OBJECTIVE: Please convert the lines below into a JSON list of strings, with one string per line and blank lines omitted.

— Start DATA PROVIDED —

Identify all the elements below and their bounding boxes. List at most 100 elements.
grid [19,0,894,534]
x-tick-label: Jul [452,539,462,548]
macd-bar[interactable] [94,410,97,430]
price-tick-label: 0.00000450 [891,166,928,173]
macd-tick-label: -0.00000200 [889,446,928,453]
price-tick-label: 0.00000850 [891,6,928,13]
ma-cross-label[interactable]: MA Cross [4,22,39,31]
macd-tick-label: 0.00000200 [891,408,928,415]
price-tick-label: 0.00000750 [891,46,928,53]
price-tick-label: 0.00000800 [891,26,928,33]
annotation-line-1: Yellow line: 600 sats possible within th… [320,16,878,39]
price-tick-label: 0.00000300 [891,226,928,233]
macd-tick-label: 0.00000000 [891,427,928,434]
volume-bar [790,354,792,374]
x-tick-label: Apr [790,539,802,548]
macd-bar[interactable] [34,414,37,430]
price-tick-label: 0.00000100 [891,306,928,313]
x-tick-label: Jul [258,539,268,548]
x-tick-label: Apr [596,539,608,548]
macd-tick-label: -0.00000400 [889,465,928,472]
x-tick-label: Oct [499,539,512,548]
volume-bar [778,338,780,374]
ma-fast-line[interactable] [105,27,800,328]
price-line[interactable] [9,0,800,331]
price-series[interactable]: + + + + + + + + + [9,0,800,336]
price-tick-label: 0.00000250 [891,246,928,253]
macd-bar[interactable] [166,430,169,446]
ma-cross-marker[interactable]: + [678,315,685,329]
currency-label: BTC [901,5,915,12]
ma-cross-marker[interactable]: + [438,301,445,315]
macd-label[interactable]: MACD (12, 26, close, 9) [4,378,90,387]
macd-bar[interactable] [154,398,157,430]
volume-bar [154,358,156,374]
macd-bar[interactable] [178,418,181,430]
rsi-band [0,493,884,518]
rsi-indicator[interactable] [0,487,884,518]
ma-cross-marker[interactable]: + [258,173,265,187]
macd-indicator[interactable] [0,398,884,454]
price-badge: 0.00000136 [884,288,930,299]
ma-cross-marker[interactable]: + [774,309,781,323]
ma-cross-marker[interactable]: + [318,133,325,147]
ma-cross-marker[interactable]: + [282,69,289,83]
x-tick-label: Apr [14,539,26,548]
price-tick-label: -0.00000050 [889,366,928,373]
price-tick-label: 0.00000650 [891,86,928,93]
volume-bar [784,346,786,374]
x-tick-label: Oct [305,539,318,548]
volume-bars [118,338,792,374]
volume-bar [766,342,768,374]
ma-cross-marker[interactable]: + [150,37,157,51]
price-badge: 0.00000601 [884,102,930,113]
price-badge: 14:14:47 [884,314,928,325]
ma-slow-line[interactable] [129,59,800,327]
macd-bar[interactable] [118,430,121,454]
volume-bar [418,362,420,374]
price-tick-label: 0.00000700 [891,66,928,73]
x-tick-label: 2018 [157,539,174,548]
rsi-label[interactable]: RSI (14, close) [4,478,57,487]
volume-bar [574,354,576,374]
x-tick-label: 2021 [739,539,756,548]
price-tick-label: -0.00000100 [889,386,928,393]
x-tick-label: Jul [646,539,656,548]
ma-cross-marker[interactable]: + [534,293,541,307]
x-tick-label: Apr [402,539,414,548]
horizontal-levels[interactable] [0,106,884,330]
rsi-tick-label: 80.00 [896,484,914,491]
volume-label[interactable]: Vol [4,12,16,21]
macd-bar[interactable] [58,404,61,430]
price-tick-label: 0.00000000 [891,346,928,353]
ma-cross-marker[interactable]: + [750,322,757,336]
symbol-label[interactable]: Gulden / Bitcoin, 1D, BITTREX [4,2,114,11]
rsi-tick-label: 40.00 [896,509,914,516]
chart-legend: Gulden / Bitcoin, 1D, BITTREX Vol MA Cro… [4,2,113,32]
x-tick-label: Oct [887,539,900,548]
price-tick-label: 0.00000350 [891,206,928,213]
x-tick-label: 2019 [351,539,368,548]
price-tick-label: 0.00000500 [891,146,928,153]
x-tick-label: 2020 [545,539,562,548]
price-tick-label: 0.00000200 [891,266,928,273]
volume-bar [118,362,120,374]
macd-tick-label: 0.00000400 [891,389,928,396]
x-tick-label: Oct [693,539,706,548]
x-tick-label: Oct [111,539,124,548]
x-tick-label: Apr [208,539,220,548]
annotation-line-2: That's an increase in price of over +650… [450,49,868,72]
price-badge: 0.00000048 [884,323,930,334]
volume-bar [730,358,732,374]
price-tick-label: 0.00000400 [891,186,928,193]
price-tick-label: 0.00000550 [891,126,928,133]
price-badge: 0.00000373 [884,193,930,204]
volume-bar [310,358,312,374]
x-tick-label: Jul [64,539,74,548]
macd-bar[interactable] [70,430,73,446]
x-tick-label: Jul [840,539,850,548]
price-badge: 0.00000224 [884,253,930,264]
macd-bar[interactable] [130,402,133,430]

— End DATA PROVIDED —

TASK RESPONSE:
[
  "Identify all the elements below and their bounding boxes. List at most 100 elements.",
  "grid [19,0,894,534]",
  "x-tick-label: Jul [452,539,462,548]",
  "macd-bar[interactable] [94,410,97,430]",
  "price-tick-label: 0.00000450 [891,166,928,173]",
  "macd-tick-label: -0.00000200 [889,446,928,453]",
  "price-tick-label: 0.00000850 [891,6,928,13]",
  "ma-cross-label[interactable]: MA Cross [4,22,39,31]",
  "macd-tick-label: 0.00000200 [891,408,928,415]",
  "price-tick-label: 0.00000750 [891,46,928,53]",
  "price-tick-label: 0.00000800 [891,26,928,33]",
  "annotation-line-1: Yellow line: 600 sats possible within th… [320,16,878,39]",
  "price-tick-label: 0.00000300 [891,226,928,233]",
  "macd-tick-label: 0.00000000 [891,427,928,434]",
  "volume-bar [790,354,792,374]",
  "x-tick-label: Apr [790,539,802,548]",
  "macd-bar[interactable] [34,414,37,430]",
  "price-tick-label: 0.00000100 [891,306,928,313]",
  "x-tick-label: Jul [258,539,268,548]",
  "x-tick-label: Apr [596,539,608,548]",
  "macd-tick-label: -0.00000400 [889,465,928,472]",
  "x-tick-label: Oct [499,539,512,548]",
  "volume-bar [778,338,780,374]",
  "ma-fast-line[interactable] [105,27,800,328]",
  "price-line[interactable] [9,0,800,331]",
  "price-series[interactable]: + + + + + + + + + [9,0,800,336]",
  "price-tick-label: 0.00000250 [891,246,928,253]",
  "macd-bar[interactable] [166,430,169,446]",
  "ma-cross-marker[interactable]: + [678,315,685,329]",
  "currency-label: BTC [901,5,915,12]",
  "ma-cross-marker[interactable]: + [438,301,445,315]",
  "macd-label[interactable]: MACD (12, 26, close, 9) [4,378,90,387]",
  "macd-bar[interactable] [154,398,157,430]",
  "volume-bar [154,358,156,374]",
  "macd-bar[interactable] [178,418,181,430]",
  "rsi-band [0,493,884,518]",
  "rsi-indicator[interactable] [0,487,884,518]",
  "ma-cross-marker[interactable]: + [258,173,265,187]",
  "macd-indicator[interactable] [0,398,884,454]",
  "price-badge: 0.00000136 [884,288,930,299]",
  "ma-cross-marker[interactable]: + [774,309,781,323]",
  "ma-cross-marker[interactable]: + [318,133,325,147]",
  "ma-cross-marker[interactable]: + [282,69,289,83]",
  "x-tick-label: Apr [14,539,26,548]",
  "price-tick-label: -0.00000050 [889,366,928,373]",
  "price-tick-label: 0.00000650 [891,86,928,93]",
  "volume-bar [784,346,786,374]",
  "x-tick-label: Oct [305,539,318,548]",
  "volume-bars [118,338,792,374]",
  "volume-bar [766,342,768,374]",
  "ma-cross-marker[interactable]: + [150,37,157,51]",
  "price-badge: 0.00000601 [884,102,930,113]",
  "price-badge: 14:14:47 [884,314,928,325]",
  "ma-slow-line[interactable] [129,59,800,327]",
  "macd-bar[interactable] [118,430,121,454]",
  "volume-bar [418,362,420,374]",
  "price-tick-label: 0.00000700 [891,66,928,73]",
  "x-tick-label: 2018 [157,539,174,548]",
  "rsi-label[interactable]: RSI (14, close) [4,478,57,487]",
  "volume-bar [574,354,576,374]",
  "x-tick-label: 2021 [739,539,756,548]",
  "price-tick-label: -0.00000100 [889,386,928,393]",
  "x-tick-label: Jul [646,539,656,548]",
  "ma-cross-marker[interactable]: + [534,293,541,307]",
  "x-tick-label: Apr [402,539,414,548]",
  "horizontal-levels[interactable] [0,106,884,330]",
  "rsi-tick-label: 80.00 [896,484,914,491]",
  "volume-label[interactable]: Vol [4,12,16,21]",
  "macd-bar[interactable] [58,404,61,430]",
  "price-tick-label: 0.00000000 [891,346,928,353]",
  "ma-cross-marker[interactable]: + [750,322,757,336]",
  "symbol-label[interactable]: Gulden / Bitcoin, 1D, BITTREX [4,2,114,11]",
  "rsi-tick-label: 40.00 [896,509,914,516]",
  "chart-legend: Gulden / Bitcoin, 1D, BITTREX Vol MA Cro… [4,2,113,32]",
  "x-tick-label: Oct [887,539,900,548]",
  "price-tick-label: 0.00000350 [891,206,928,213]",
  "x-tick-label: 2019 [351,539,368,548]",
  "price-tick-label: 0.00000500 [891,146,928,153]",
  "x-tick-label: 2020 [545,539,562,548]",
  "price-tick-label: 0.00000200 [891,266,928,273]",
  "volume-bar [118,362,120,374]",
  "macd-tick-label: 0.00000400 [891,389,928,396]",
  "x-tick-label: Oct [693,539,706,548]",
  "x-tick-label: Oct [111,539,124,548]",
  "x-tick-label: Apr [208,539,220,548]",
  "annotation-line-2: That's an increase in price of over +650… [450,49,868,72]",
  "price-badge: 0.00000048 [884,323,930,334]",
  "volume-bar [730,358,732,374]",
  "price-tick-label: 0.00000400 [891,186,928,193]",
  "price-tick-label: 0.00000550 [891,126,928,133]",
  "price-badge: 0.00000373 [884,193,930,204]",
  "volume-bar [310,358,312,374]",
  "x-tick-label: Jul [64,539,74,548]",
  "macd-bar[interactable] [70,430,73,446]",
  "x-tick-label: Jul [840,539,850,548]",
  "price-badge: 0.00000224 [884,253,930,264]",
  "macd-bar[interactable] [130,402,133,430]"
]